Hi folks,
I was playing around with llama-cpp yesterday. I thought I'd
share instructions for building and running with AMD GPU
acceleration on Debian Testing and Unstable (or Ubuntu 23.10). I
believe this should work on most discrete AMD GPUs with sufficient
VRAM released between 2017 and 2022, specifically Vega, RDNA 1,
RDNA 2, CDNA 1 and CDNA 2 GPUs:
apt -y update
apt -y upgrade
apt -y install git wget hipcc libhipblas-dev librocblas-dev cmake build-essential
wget https://huggingface.co/TheBloke/dolphin-2.2.1-mistral-7B-GGUF/resolve/main/dolphin-2.2.1-mistral-7b.Q5_K_M.gguf?download=true -O dolphin-2.2.1-mistral-7b.Q5_K_M.gguf
git clone https://github.com/ggerganov/llama.cpp.git
cd llama.cpp
git checkout b2110
CC=clang-15 CXX=clang++-15 cmake -H. -Bbuild -DLLAMA_HIPBLAS=ON -DAMDGPU_TARGETS="gfx803;gfx900;gfx906;gfx908;gfx90a;gfx1010;gfx1030"

Given records:
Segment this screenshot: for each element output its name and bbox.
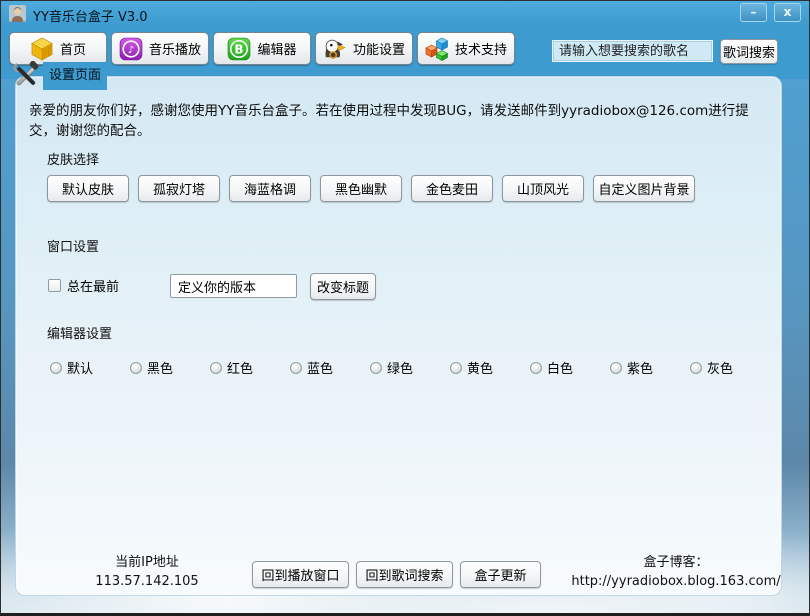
tab-home-label: 首页 [60,39,86,58]
version-title-input[interactable] [170,274,297,298]
settings-group-label: 设置页面 [11,62,107,90]
radio-circle[interactable] [450,362,462,374]
radio-option-purple[interactable]: 紫色 [610,358,690,377]
settings-panel: 亲爱的朋友你们好，感谢您使用YY音乐台盒子。若在使用过程中发现BUG，请发送邮件… [15,76,782,596]
app-avatar-icon [9,5,26,22]
radio-label: 紫色 [627,358,653,377]
search-input[interactable] [552,40,713,62]
ip-value: 113.57.142.105 [62,573,232,592]
radio-circle[interactable] [610,362,622,374]
radio-option-black[interactable]: 黑色 [130,358,210,377]
ip-label: 当前IP地址 [62,554,232,573]
back-to-lyrics-button[interactable]: 回到歌词搜索 [356,561,453,588]
minimize-button[interactable]: – [740,3,767,22]
welcome-message: 亲爱的朋友你们好，感谢您使用YY音乐台盒子。若在使用过程中发现BUG，请发送邮件… [29,99,771,139]
radio-label: 黑色 [147,358,173,377]
lyrics-search-button[interactable]: 歌词搜索 [720,39,778,64]
radio-option-default[interactable]: 默认 [50,358,130,377]
app-window: YY音乐台盒子 V3.0 – x 首页 [0,0,810,616]
tab-support-label: 技术支持 [455,39,507,58]
settings-group-title: 设置页面 [43,62,107,90]
skin-button-black-humor[interactable]: 黑色幽默 [320,175,402,202]
window-section-label: 窗口设置 [47,236,99,255]
radio-circle[interactable] [530,362,542,374]
skin-button-default[interactable]: 默认皮肤 [47,175,129,202]
tab-editor-label: 编辑器 [257,39,296,58]
tab-settings-label: 功能设置 [353,39,405,58]
radio-option-red[interactable]: 红色 [210,358,290,377]
radio-option-yellow[interactable]: 黄色 [450,358,530,377]
tab-support[interactable]: 技术支持 [417,32,515,65]
window-title: YY音乐台盒子 V3.0 [33,6,148,25]
skin-button-golden-wheat[interactable]: 金色麦田 [411,175,493,202]
home-cube-icon [30,37,54,61]
radio-label: 红色 [227,358,253,377]
radio-label: 黄色 [467,358,493,377]
back-to-player-button[interactable]: 回到播放窗口 [252,561,349,588]
radio-circle[interactable] [690,362,702,374]
radio-circle[interactable] [50,362,62,374]
radio-option-blue[interactable]: 蓝色 [290,358,370,377]
current-ip-block: 当前IP地址 113.57.142.105 [62,554,232,592]
tab-music-player[interactable]: ♪ 音乐播放 [111,32,209,65]
skin-button-row: 默认皮肤 孤寂灯塔 海蓝格调 黑色幽默 金色麦田 山顶风光 自定义图片背景 [47,175,695,202]
radio-option-gray[interactable]: 灰色 [690,358,770,377]
skin-button-mountain-view[interactable]: 山顶风光 [502,175,584,202]
svg-text:♪: ♪ [128,44,134,55]
editor-b-icon: B [227,37,251,61]
always-on-top-checkbox[interactable]: 总在最前 [48,276,119,295]
radio-option-white[interactable]: 白色 [530,358,610,377]
music-note-icon: ♪ [119,37,143,61]
blog-url: http://yyradiobox.blog.163.com/ [558,573,794,592]
always-on-top-label: 总在最前 [67,276,119,295]
blog-block: 盒子博客： http://yyradiobox.blog.163.com/ [558,554,794,592]
main-toolbar: 首页 ♪ 音乐播放 B 编辑器 [9,32,515,65]
tools-icon [11,61,41,91]
radio-label: 蓝色 [307,358,333,377]
editor-color-radio-group: 默认 黑色 红色 蓝色 绿色 黄色 白色 紫色 [50,358,770,377]
skin-button-sea-blue[interactable]: 海蓝格调 [229,175,311,202]
skin-button-lighthouse[interactable]: 孤寂灯塔 [138,175,220,202]
svg-text:B: B [235,42,244,56]
editor-section-label: 编辑器设置 [47,323,112,342]
radio-label: 白色 [547,358,573,377]
radio-circle[interactable] [290,362,302,374]
skin-section-label: 皮肤选择 [47,149,99,168]
change-title-button[interactable]: 改变标题 [310,273,376,300]
radio-option-green[interactable]: 绿色 [370,358,450,377]
radio-circle[interactable] [130,362,142,374]
checkbox-box[interactable] [48,279,61,292]
radio-label: 灰色 [707,358,733,377]
radio-circle[interactable] [370,362,382,374]
tab-editor[interactable]: B 编辑器 [213,32,311,65]
radio-label: 默认 [67,358,93,377]
radio-circle[interactable] [210,362,222,374]
radio-label: 绿色 [387,358,413,377]
tab-music-player-label: 音乐播放 [149,39,201,58]
skin-button-custom-background[interactable]: 自定义图片背景 [593,175,695,202]
title-bar: YY音乐台盒子 V3.0 – x [1,1,809,27]
blog-label: 盒子博客： [558,554,794,573]
box-update-button[interactable]: 盒子更新 [460,561,541,588]
cubes-icon [425,37,449,61]
tab-settings[interactable]: 功能设置 [315,32,413,65]
eagle-icon [323,37,347,61]
close-button[interactable]: x [774,3,801,22]
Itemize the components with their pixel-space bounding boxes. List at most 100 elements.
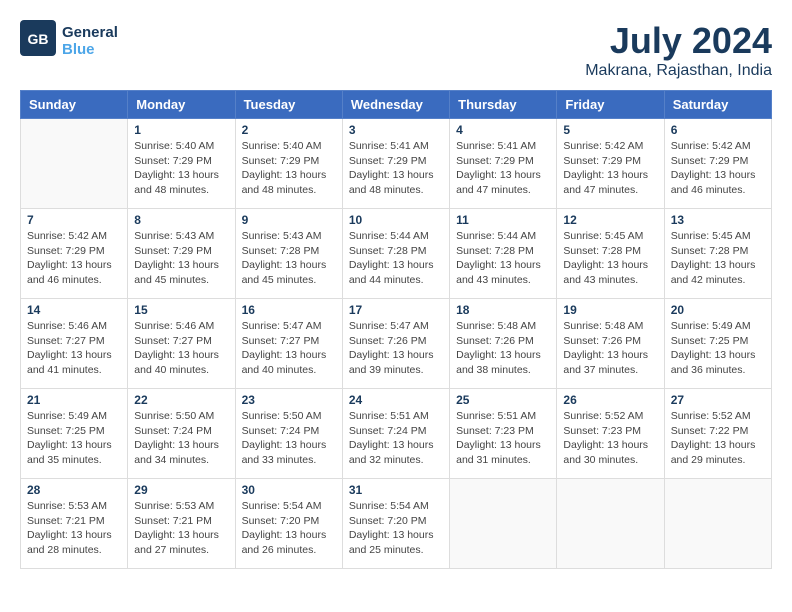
calendar-cell: 1 Sunrise: 5:40 AM Sunset: 7:29 PM Daylig… [128, 119, 235, 209]
calendar-cell: 6Sunrise: 5:42 AM Sunset: 7:29 PM Daylig… [664, 119, 771, 209]
day-number: 22 [134, 393, 228, 407]
day-number: 31 [349, 483, 443, 497]
calendar-cell [557, 479, 664, 569]
day-number: 18 [456, 303, 550, 317]
calendar-cell: 29 Sunrise: 5:53 AM Sunset: 7:21 PM Dayli… [128, 479, 235, 569]
day-number: 24 [349, 393, 443, 407]
day-number: 26 [563, 393, 657, 407]
day-detail: Sunrise: 5:54 AM Sunset: 7:20 PM Dayligh… [242, 499, 336, 558]
calendar-cell: 14 Sunrise: 5:46 AM Sunset: 7:27 PM Dayli… [21, 299, 128, 389]
calendar-cell: 5 Sunrise: 5:42 AM Sunset: 7:29 PM Daylig… [557, 119, 664, 209]
col-header-wednesday: Wednesday [342, 91, 449, 119]
calendar-cell: 12 Sunrise: 5:45 AM Sunset: 7:28 PM Dayli… [557, 209, 664, 299]
day-number: 11 [456, 213, 550, 227]
col-header-monday: Monday [128, 91, 235, 119]
calendar-title: July 2024 [585, 20, 772, 62]
calendar-cell: 31 Sunrise: 5:54 AM Sunset: 7:20 PM Dayli… [342, 479, 449, 569]
day-detail: Sunrise: 5:54 AM Sunset: 7:20 PM Dayligh… [349, 499, 443, 558]
calendar-subtitle: Makrana, Rajasthan, India [585, 62, 772, 80]
day-number: 3 [349, 123, 443, 137]
calendar-cell: 3 Sunrise: 5:41 AM Sunset: 7:29 PM Daylig… [342, 119, 449, 209]
day-detail: Sunrise: 5:41 AM Sunset: 7:29 PM Dayligh… [349, 139, 443, 198]
calendar-table: SundayMondayTuesdayWednesdayThursdayFrid… [20, 90, 772, 569]
day-detail: Sunrise: 5:53 AM Sunset: 7:21 PM Dayligh… [27, 499, 121, 558]
day-detail: Sunrise: 5:44 AM Sunset: 7:28 PM Dayligh… [349, 229, 443, 288]
calendar-cell: 2 Sunrise: 5:40 AM Sunset: 7:29 PM Daylig… [235, 119, 342, 209]
day-number: 28 [27, 483, 121, 497]
day-number: 1 [134, 123, 228, 137]
day-number: 2 [242, 123, 336, 137]
day-detail: Sunrise: 5:52 AM Sunset: 7:22 PM Dayligh… [671, 409, 765, 468]
day-detail: Sunrise: 5:40 AM Sunset: 7:29 PM Dayligh… [242, 139, 336, 198]
day-number: 10 [349, 213, 443, 227]
day-number: 23 [242, 393, 336, 407]
day-detail: Sunrise: 5:49 AM Sunset: 7:25 PM Dayligh… [671, 319, 765, 378]
week-row-5: 28 Sunrise: 5:53 AM Sunset: 7:21 PM Dayli… [21, 479, 772, 569]
calendar-cell: 9Sunrise: 5:43 AM Sunset: 7:28 PM Daylig… [235, 209, 342, 299]
day-number: 29 [134, 483, 228, 497]
calendar-cell: 4Sunrise: 5:41 AM Sunset: 7:29 PM Daylig… [450, 119, 557, 209]
week-row-1: 1 Sunrise: 5:40 AM Sunset: 7:29 PM Daylig… [21, 119, 772, 209]
calendar-cell: 25 Sunrise: 5:51 AM Sunset: 7:23 PM Dayli… [450, 389, 557, 479]
calendar-cell: 23Sunrise: 5:50 AM Sunset: 7:24 PM Dayli… [235, 389, 342, 479]
calendar-cell [450, 479, 557, 569]
day-detail: Sunrise: 5:45 AM Sunset: 7:28 PM Dayligh… [563, 229, 657, 288]
calendar-cell: 27Sunrise: 5:52 AM Sunset: 7:22 PM Dayli… [664, 389, 771, 479]
calendar-header-row: SundayMondayTuesdayWednesdayThursdayFrid… [21, 91, 772, 119]
day-detail: Sunrise: 5:40 AM Sunset: 7:29 PM Dayligh… [134, 139, 228, 198]
day-detail: Sunrise: 5:46 AM Sunset: 7:27 PM Dayligh… [27, 319, 121, 378]
week-row-3: 14 Sunrise: 5:46 AM Sunset: 7:27 PM Dayli… [21, 299, 772, 389]
day-detail: Sunrise: 5:52 AM Sunset: 7:23 PM Dayligh… [563, 409, 657, 468]
calendar-cell: 15 Sunrise: 5:46 AM Sunset: 7:27 PM Dayli… [128, 299, 235, 389]
day-number: 13 [671, 213, 765, 227]
calendar-cell: 26 Sunrise: 5:52 AM Sunset: 7:23 PM Dayli… [557, 389, 664, 479]
day-detail: Sunrise: 5:49 AM Sunset: 7:25 PM Dayligh… [27, 409, 121, 468]
col-header-tuesday: Tuesday [235, 91, 342, 119]
calendar-cell: 8Sunrise: 5:43 AM Sunset: 7:29 PM Daylig… [128, 209, 235, 299]
day-detail: Sunrise: 5:47 AM Sunset: 7:26 PM Dayligh… [349, 319, 443, 378]
week-row-4: 21 Sunrise: 5:49 AM Sunset: 7:25 PM Dayli… [21, 389, 772, 479]
day-detail: Sunrise: 5:51 AM Sunset: 7:24 PM Dayligh… [349, 409, 443, 468]
day-number: 25 [456, 393, 550, 407]
week-row-2: 7 Sunrise: 5:42 AM Sunset: 7:29 PM Daylig… [21, 209, 772, 299]
calendar-cell: 17 Sunrise: 5:47 AM Sunset: 7:26 PM Dayli… [342, 299, 449, 389]
col-header-thursday: Thursday [450, 91, 557, 119]
day-detail: Sunrise: 5:51 AM Sunset: 7:23 PM Dayligh… [456, 409, 550, 468]
day-number: 14 [27, 303, 121, 317]
day-number: 19 [563, 303, 657, 317]
calendar-cell: 10 Sunrise: 5:44 AM Sunset: 7:28 PM Dayli… [342, 209, 449, 299]
day-number: 15 [134, 303, 228, 317]
day-detail: Sunrise: 5:53 AM Sunset: 7:21 PM Dayligh… [134, 499, 228, 558]
day-number: 17 [349, 303, 443, 317]
day-number: 5 [563, 123, 657, 137]
col-header-friday: Friday [557, 91, 664, 119]
day-detail: Sunrise: 5:47 AM Sunset: 7:27 PM Dayligh… [242, 319, 336, 378]
day-detail: Sunrise: 5:41 AM Sunset: 7:29 PM Dayligh… [456, 139, 550, 198]
col-header-saturday: Saturday [664, 91, 771, 119]
day-number: 8 [134, 213, 228, 227]
calendar-cell: 28 Sunrise: 5:53 AM Sunset: 7:21 PM Dayli… [21, 479, 128, 569]
title-block: July 2024 Makrana, Rajasthan, India [585, 20, 772, 80]
calendar-cell: 18 Sunrise: 5:48 AM Sunset: 7:26 PM Dayli… [450, 299, 557, 389]
calendar-cell [664, 479, 771, 569]
calendar-cell: 22Sunrise: 5:50 AM Sunset: 7:24 PM Dayli… [128, 389, 235, 479]
day-number: 20 [671, 303, 765, 317]
day-detail: Sunrise: 5:42 AM Sunset: 7:29 PM Dayligh… [27, 229, 121, 288]
day-detail: Sunrise: 5:48 AM Sunset: 7:26 PM Dayligh… [563, 319, 657, 378]
day-detail: Sunrise: 5:46 AM Sunset: 7:27 PM Dayligh… [134, 319, 228, 378]
day-detail: Sunrise: 5:48 AM Sunset: 7:26 PM Dayligh… [456, 319, 550, 378]
calendar-cell: 13Sunrise: 5:45 AM Sunset: 7:28 PM Dayli… [664, 209, 771, 299]
logo: GB General Blue [20, 20, 118, 61]
svg-text:GB: GB [28, 31, 49, 47]
day-number: 12 [563, 213, 657, 227]
day-number: 21 [27, 393, 121, 407]
calendar-cell: 7 Sunrise: 5:42 AM Sunset: 7:29 PM Daylig… [21, 209, 128, 299]
logo-text-line2: Blue [62, 41, 118, 58]
col-header-sunday: Sunday [21, 91, 128, 119]
day-detail: Sunrise: 5:42 AM Sunset: 7:29 PM Dayligh… [563, 139, 657, 198]
day-number: 7 [27, 213, 121, 227]
calendar-cell [21, 119, 128, 209]
day-detail: Sunrise: 5:44 AM Sunset: 7:28 PM Dayligh… [456, 229, 550, 288]
calendar-cell: 20 Sunrise: 5:49 AM Sunset: 7:25 PM Dayli… [664, 299, 771, 389]
calendar-cell: 19 Sunrise: 5:48 AM Sunset: 7:26 PM Dayli… [557, 299, 664, 389]
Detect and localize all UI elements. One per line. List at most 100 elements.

Directives:
A: In the llama.cpp build post, which git revision is checked out before running cmake?
B: Using the llama.cpp build post, decide whether each statement agrees with it: (i) The instructions are meant for Debian Testing and Unstable. (ii) The build uses gcc as its C compiler. (iii) The author expects the steps to work on most discrete NVIDIA GPUs. Give yes or no for each, with the deciding words quoted.

Answers for the tasks:
A: b2110

B:
(i) Yes: "on Debian Testing and Unstable (or Ubuntu 23.10)"
(ii) No: "CC=clang-15 CXX=clang++-15"
(iii) No: "most discrete AMD GPUs"